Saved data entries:
________________

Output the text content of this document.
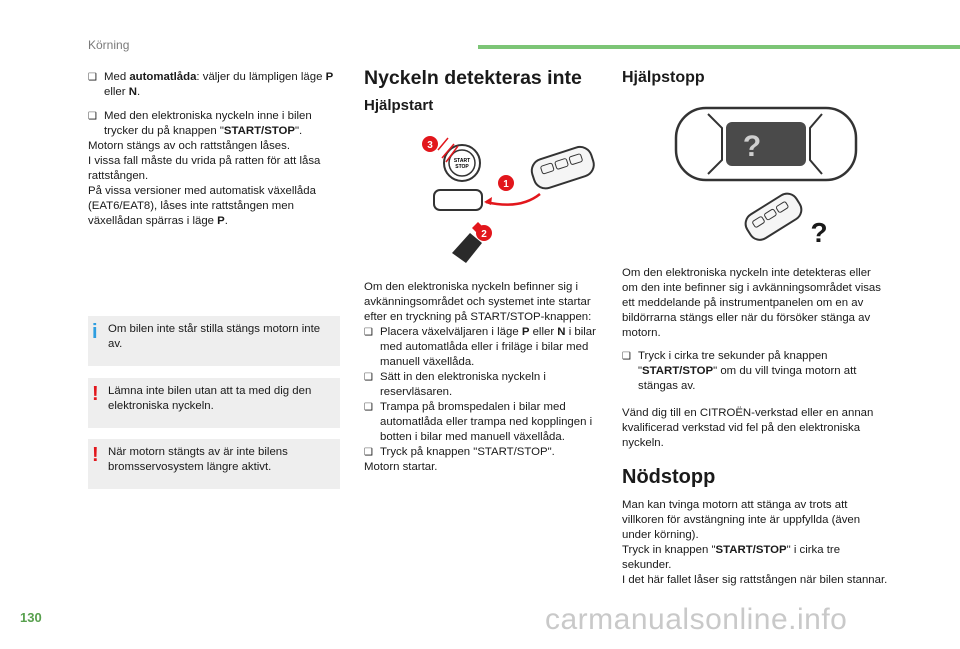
Körning

❑ Med automatlåda: väljer du lämpligen läge P eller N.

❑ Med den elektroniska nyckeln inne i bilen trycker du på knappen "START/STOP".

Motorn stängs av och rattstången låses.

I vissa fall måste du vrida på ratten för att låsa rattstången.

På vissa versioner med automatisk växellåda (EAT6/EAT8), låses inte rattstången men växellådan spärras i läge P.

i Om bilen inte står stilla stängs motorn inte av.
! Lämna inte bilen utan att ta med dig den elektroniska nyckeln.
! När motorn stängts av är inte bilens bromsservosystem längre aktivt.
Nyckeln detekteras inte
Hjälpstart
START
STOP
3
1
2

Om den elektroniska nyckeln befinner sig i avkänningsområdet och systemet inte startar efter en tryckning på START/STOP-knappen:

❑ Placera växelväljaren i läge P eller N i bilar med automatlåda eller i friläge i bilar med manuell växellåda.

❑ Sätt in den elektroniska nyckeln i reservläsaren.

❑ Trampa på bromspedalen i bilar med automatlåda eller trampa ned kopplingen i botten i bilar med manuell växellåda.

❑ Tryck på knappen "START/STOP".

Motorn startar.

Hjälpstopp
?
?

Om den elektroniska nyckeln inte detekteras eller om den inte befinner sig i avkänningsområdet visas ett meddelande på instrumentpanelen om en av bildörrarna stängs eller när du försöker stänga av motorn.

❑ Tryck i cirka tre sekunder på knappen "START/STOP" om du vill tvinga motorn att stängas av.

Vänd dig till en CITROËN-verkstad eller en annan kvalificerad verkstad vid fel på den elektroniska nyckeln.

Nödstopp

Man kan tvinga motorn att stänga av trots att villkoren för avstängning inte är uppfyllda (även under körning).

Tryck in knappen "START/STOP" i cirka tre sekunder.

I det här fallet låser sig rattstången när bilen stannar.

130	carmanualsonline.info
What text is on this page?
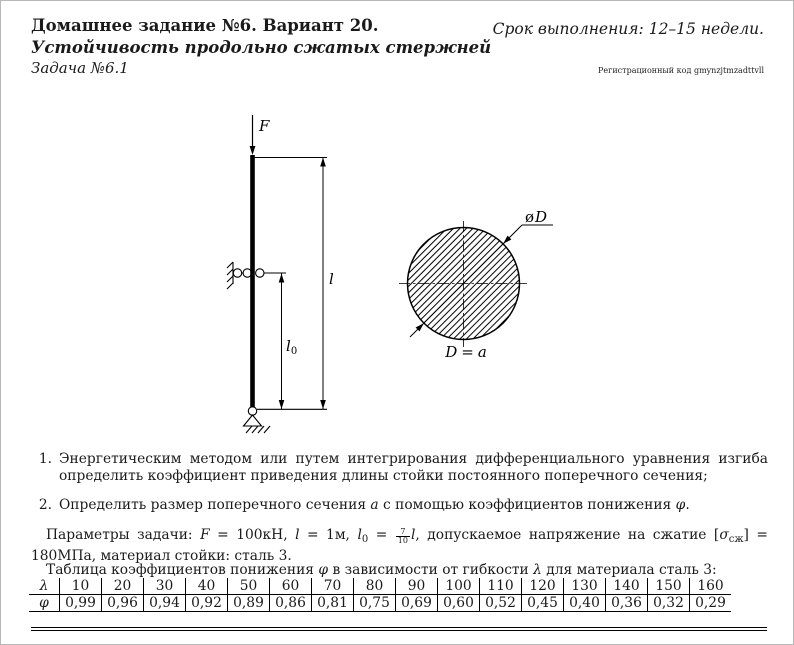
Домашнее задание №6. Вариант 20.
Устойчивость продольно сжатых стержней
Задача №6.1
Срок выполнения: 12–15 недели.
Регистрационный код gmynzjtmzadttvll
F
l
$l_0$
øD
D = a
1. Энергетическим методом или путем интегрирования дифференциального уравнения изгиба определить коэффициент приведения длины стойки постоянного поперечного сечения;
2. Определить размер поперечного сечения a с помощью коэффициентов понижения φ.
Параметры задачи: F = 100кН, l = 1м, $l_0 = \frac{7}{10} l$, допускаемое напряжение на сжатие $[\sigma_{сж}] = 180МПа$, материал стойки: сталь 3.
Таблица коэффициентов понижения φ в зависимости от гибкости λ для материала сталь 3:
λ	10	20	30	40	50	60	70	80	90	100	110	120	130	140	150	160
φ	0,99	0,96	0,94	0,92	0,89	0,86	0,81	0,75	0,69	0,60	0,52	0,45	0,40	0,36	0,32	0,29
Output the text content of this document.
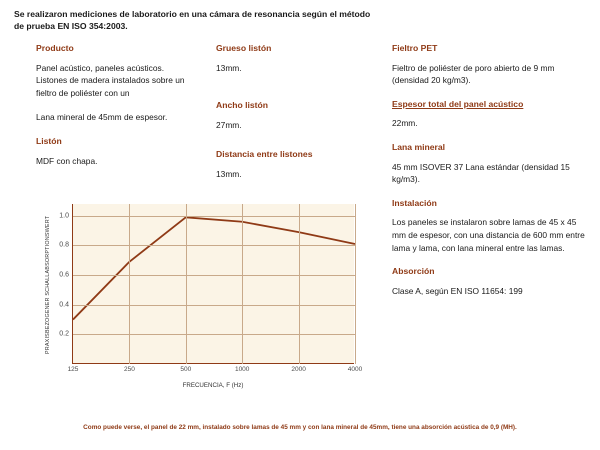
Se realizaron mediciones de laboratorio en una cámara de resonancia según el método
de prueba EN ISO 354:2003.
Producto
Panel acústico, paneles acústicos. Listones de madera instalados sobre un fieltro de poliéster con un
Lana mineral de 45mm de espesor.
Listón
MDF con chapa.
Grueso listón
13mm.
Ancho listón
27mm.
Distancia entre listones
13mm.
Fieltro PET
Fieltro de poliéster de poro abierto de 9 mm (densidad 20 kg/m3).
Espesor total del panel acústico
22mm.
Lana mineral
45 mm ISOVER 37 Lana estándar (densidad 15 kg/m3).
Instalación
Los paneles se instalaron sobre lamas de 45 x 45 mm de espesor, con una distancia de 600 mm entre lama y lama, con lana mineral entre las lamas.
Absorción
Clase A, según EN ISO 11654: 199
PRAXISBEZOGENER SCHALLABSORPTIONSWERT
125	250	500	1000	2000	4000
0.2
0.4
0.6
0.8
1.0
FRECUENCIA, F (Hz)
Como puede verse, el panel de 22 mm, instalado sobre lamas de 45 mm y con lana mineral de 45mm, tiene una absorción acústica de 0,9 (MH).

________________

Instructions to follow
Copy each line above containing the string "poliéster".

The response
Panel acústico, paneles acústicos. Listones de madera instalados sobre un fieltro de poliéster con un
Fieltro de poliéster de poro abierto de 9 mm (densidad 20 kg/m3).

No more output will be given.